> [Available data]
▼

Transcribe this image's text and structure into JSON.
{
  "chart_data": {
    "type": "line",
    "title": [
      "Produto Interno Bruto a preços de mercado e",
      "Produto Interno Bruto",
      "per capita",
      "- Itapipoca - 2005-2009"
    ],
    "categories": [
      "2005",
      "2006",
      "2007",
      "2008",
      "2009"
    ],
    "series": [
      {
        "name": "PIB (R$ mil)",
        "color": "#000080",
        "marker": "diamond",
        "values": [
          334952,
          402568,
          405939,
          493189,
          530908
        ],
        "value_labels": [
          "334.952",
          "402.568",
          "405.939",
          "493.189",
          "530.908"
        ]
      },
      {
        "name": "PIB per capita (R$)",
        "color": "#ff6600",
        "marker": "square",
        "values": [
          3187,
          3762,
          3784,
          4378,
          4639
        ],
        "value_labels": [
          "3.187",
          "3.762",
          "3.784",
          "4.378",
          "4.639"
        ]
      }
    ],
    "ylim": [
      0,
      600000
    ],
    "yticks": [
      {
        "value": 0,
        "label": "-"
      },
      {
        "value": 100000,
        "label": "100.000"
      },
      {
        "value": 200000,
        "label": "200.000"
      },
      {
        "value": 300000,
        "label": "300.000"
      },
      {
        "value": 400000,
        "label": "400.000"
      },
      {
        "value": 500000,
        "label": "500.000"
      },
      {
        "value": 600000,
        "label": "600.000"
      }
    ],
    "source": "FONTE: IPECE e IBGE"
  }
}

▲

Lines containing the word "Produto" must all be returned from the material above.

> [Answer below]
      "Produto Interno Bruto a preços de mercado e",
      "Produto Interno Bruto",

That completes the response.